··· DATA SUPPLIED

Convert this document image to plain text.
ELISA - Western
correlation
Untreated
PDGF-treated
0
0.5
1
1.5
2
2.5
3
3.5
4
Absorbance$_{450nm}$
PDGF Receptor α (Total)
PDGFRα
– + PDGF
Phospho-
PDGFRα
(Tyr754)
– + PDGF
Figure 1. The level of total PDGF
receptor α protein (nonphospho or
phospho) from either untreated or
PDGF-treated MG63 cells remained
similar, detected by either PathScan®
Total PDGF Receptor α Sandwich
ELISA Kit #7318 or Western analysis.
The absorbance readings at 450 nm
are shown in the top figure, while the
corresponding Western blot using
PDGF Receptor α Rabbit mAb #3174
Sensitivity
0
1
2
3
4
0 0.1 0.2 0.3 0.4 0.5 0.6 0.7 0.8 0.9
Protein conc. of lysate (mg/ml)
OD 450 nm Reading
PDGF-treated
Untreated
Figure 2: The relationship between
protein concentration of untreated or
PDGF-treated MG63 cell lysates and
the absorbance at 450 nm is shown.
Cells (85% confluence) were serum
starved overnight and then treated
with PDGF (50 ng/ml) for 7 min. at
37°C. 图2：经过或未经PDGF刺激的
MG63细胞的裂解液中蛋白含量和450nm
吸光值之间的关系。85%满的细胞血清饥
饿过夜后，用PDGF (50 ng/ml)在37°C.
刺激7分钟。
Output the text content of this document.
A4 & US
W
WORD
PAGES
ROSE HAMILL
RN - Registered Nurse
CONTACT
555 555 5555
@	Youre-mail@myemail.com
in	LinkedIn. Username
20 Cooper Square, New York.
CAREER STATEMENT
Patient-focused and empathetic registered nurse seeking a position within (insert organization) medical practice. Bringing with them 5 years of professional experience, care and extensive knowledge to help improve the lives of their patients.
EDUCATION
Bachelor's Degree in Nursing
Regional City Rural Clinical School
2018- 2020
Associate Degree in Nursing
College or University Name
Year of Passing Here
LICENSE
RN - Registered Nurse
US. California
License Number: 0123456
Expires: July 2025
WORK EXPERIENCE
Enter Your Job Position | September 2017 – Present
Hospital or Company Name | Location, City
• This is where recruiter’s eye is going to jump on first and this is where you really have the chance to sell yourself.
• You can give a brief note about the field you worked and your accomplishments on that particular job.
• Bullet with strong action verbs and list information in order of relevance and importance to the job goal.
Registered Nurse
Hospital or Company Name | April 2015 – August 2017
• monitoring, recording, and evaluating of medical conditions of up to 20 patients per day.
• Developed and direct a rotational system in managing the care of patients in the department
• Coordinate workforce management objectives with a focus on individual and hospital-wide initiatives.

······

* WORK ORDER
Word for word, transcribe each of the entries above.

* ANSWER AREA
Convert this document image to plain text.
ELISA - Western
correlation
Untreated
PDGF-treated
0
0.5
1
1.5
2
2.5
3
3.5
4
Absorbance$_{450nm}$
PDGF Receptor α (Total)
PDGFRα
– + PDGF
Phospho-
PDGFRα
(Tyr754)
– + PDGF
Figure 1. The level of total PDGF
receptor α protein (nonphospho or
phospho) from either untreated or
PDGF-treated MG63 cells remained
similar, detected by either PathScan®
Total PDGF Receptor α Sandwich
ELISA Kit #7318 or Western analysis.
The absorbance readings at 450 nm
are shown in the top figure, while the
corresponding Western blot using
PDGF Receptor α Rabbit mAb #3174
Sensitivity
0
1
2
3
4
0 0.1 0.2 0.3 0.4 0.5 0.6 0.7 0.8 0.9
Protein conc. of lysate (mg/ml)
OD 450 nm Reading
PDGF-treated
Untreated
Figure 2: The relationship between
protein concentration of untreated or
PDGF-treated MG63 cell lysates and
the absorbance at 450 nm is shown.
Cells (85% confluence) were serum
starved overnight and then treated
with PDGF (50 ng/ml) for 7 min. at
37°C. 图2：经过或未经PDGF刺激的
MG63细胞的裂解液中蛋白含量和450nm
吸光值之间的关系。85%满的细胞血清饥
饿过夜后，用PDGF (50 ng/ml)在37°C.
刺激7分钟。
Output the text content of this document.
A4 & US
W
WORD
PAGES
ROSE HAMILL
RN - Registered Nurse
CONTACT
555 555 5555
@	Youre-mail@myemail.com
in	LinkedIn. Username
20 Cooper Square, New York.
CAREER STATEMENT
Patient-focused and empathetic registered nurse seeking a position within (insert organization) medical practice. Bringing with them 5 years of professional experience, care and extensive knowledge to help improve the lives of their patients.
EDUCATION
Bachelor's Degree in Nursing
Regional City Rural Clinical School
2018- 2020
Associate Degree in Nursing
College or University Name
Year of Passing Here
LICENSE
RN - Registered Nurse
US. California
License Number: 0123456
Expires: July 2025
WORK EXPERIENCE
Enter Your Job Position | September 2017 – Present
Hospital or Company Name | Location, City
• This is where recruiter’s eye is going to jump on first and this is where you really have the chance to sell yourself.
• You can give a brief note about the field you worked and your accomplishments on that particular job.
• Bullet with strong action verbs and list information in order of relevance and importance to the job goal.
Registered Nurse
Hospital or Company Name | April 2015 – August 2017
• monitoring, recording, and evaluating of medical conditions of up to 20 patients per day.
• Developed and direct a rotational system in managing the care of patients in the department
• Coordinate workforce management objectives with a focus on individual and hospital-wide initiatives.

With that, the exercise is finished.